| WORK TO BE COMPLETED |
Return each line of the data below exactly, omitting any pictures.

| THE INPUT |
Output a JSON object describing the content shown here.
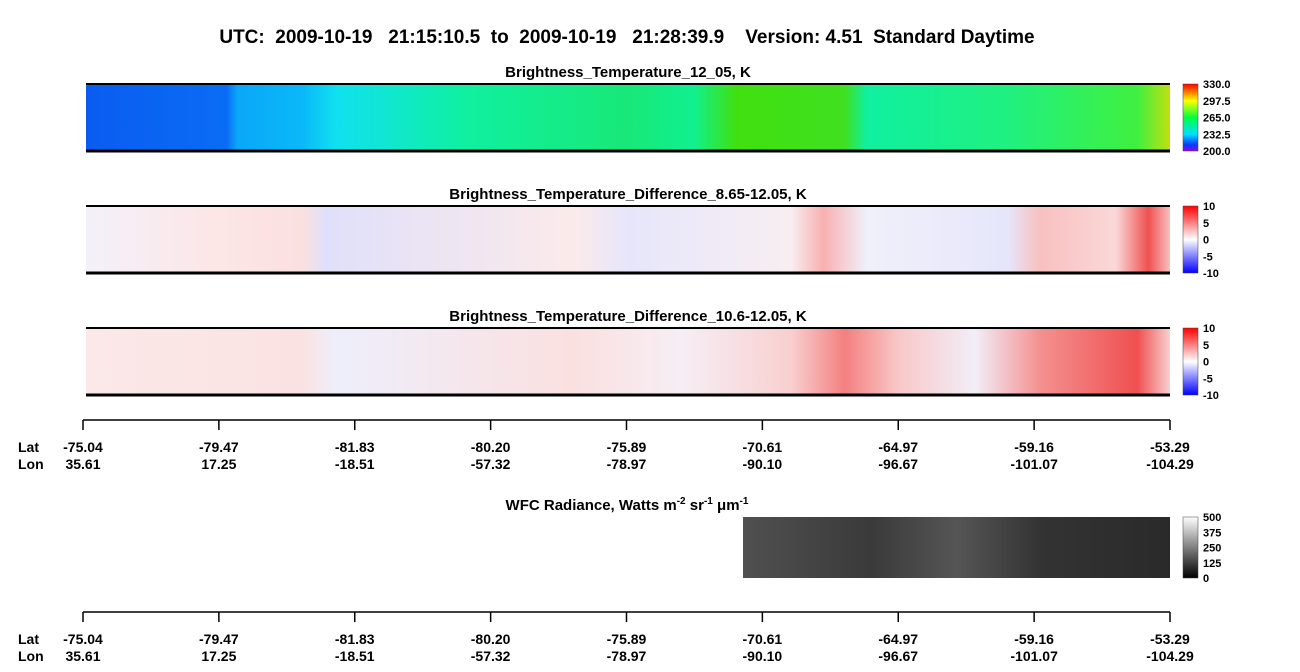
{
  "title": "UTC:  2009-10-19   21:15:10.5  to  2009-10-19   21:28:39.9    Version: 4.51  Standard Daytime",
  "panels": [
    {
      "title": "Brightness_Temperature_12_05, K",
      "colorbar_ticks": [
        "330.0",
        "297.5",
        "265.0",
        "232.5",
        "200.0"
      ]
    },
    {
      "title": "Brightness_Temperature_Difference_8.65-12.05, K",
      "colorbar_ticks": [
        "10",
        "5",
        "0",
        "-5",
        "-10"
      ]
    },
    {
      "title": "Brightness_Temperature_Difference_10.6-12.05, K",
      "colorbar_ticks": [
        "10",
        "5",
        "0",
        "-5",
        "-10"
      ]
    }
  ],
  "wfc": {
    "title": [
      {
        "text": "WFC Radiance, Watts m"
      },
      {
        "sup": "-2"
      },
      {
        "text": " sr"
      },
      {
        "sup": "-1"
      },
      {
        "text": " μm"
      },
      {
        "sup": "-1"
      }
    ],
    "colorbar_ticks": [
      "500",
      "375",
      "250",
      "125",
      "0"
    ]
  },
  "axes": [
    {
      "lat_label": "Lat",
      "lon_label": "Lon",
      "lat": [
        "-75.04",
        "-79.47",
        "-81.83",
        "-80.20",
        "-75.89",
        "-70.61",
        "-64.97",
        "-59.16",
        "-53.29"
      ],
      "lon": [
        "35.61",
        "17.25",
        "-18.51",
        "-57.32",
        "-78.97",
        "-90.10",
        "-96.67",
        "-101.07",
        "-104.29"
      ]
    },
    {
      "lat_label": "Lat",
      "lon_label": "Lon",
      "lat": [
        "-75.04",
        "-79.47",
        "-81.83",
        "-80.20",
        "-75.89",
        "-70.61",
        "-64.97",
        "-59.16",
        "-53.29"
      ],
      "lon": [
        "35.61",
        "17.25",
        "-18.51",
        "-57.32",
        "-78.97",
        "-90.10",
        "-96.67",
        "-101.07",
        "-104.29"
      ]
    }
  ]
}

| RESPONSE TO THIS EXERCISE |
Output a JSON object describing the content shown here.
{
  "title": "UTC:  2009-10-19   21:15:10.5  to  2009-10-19   21:28:39.9    Version: 4.51  Standard Daytime",
  "panels": [
    {
      "title": "Brightness_Temperature_12_05, K",
      "colorbar_ticks": [
        "330.0",
        "297.5",
        "265.0",
        "232.5",
        "200.0"
      ]
    },
    {
      "title": "Brightness_Temperature_Difference_8.65-12.05, K",
      "colorbar_ticks": [
        "10",
        "5",
        "0",
        "-5",
        "-10"
      ]
    },
    {
      "title": "Brightness_Temperature_Difference_10.6-12.05, K",
      "colorbar_ticks": [
        "10",
        "5",
        "0",
        "-5",
        "-10"
      ]
    }
  ],
  "wfc": {
    "title": [
      {
        "text": "WFC Radiance, Watts m"
      },
      {
        "sup": "-2"
      },
      {
        "text": " sr"
      },
      {
        "sup": "-1"
      },
      {
        "text": " μm"
      },
      {
        "sup": "-1"
      }
    ],
    "colorbar_ticks": [
      "500",
      "375",
      "250",
      "125",
      "0"
    ]
  },
  "axes": [
    {
      "lat_label": "Lat",
      "lon_label": "Lon",
      "lat": [
        "-75.04",
        "-79.47",
        "-81.83",
        "-80.20",
        "-75.89",
        "-70.61",
        "-64.97",
        "-59.16",
        "-53.29"
      ],
      "lon": [
        "35.61",
        "17.25",
        "-18.51",
        "-57.32",
        "-78.97",
        "-90.10",
        "-96.67",
        "-101.07",
        "-104.29"
      ]
    },
    {
      "lat_label": "Lat",
      "lon_label": "Lon",
      "lat": [
        "-75.04",
        "-79.47",
        "-81.83",
        "-80.20",
        "-75.89",
        "-70.61",
        "-64.97",
        "-59.16",
        "-53.29"
      ],
      "lon": [
        "35.61",
        "17.25",
        "-18.51",
        "-57.32",
        "-78.97",
        "-90.10",
        "-96.67",
        "-101.07",
        "-104.29"
      ]
    }
  ]
}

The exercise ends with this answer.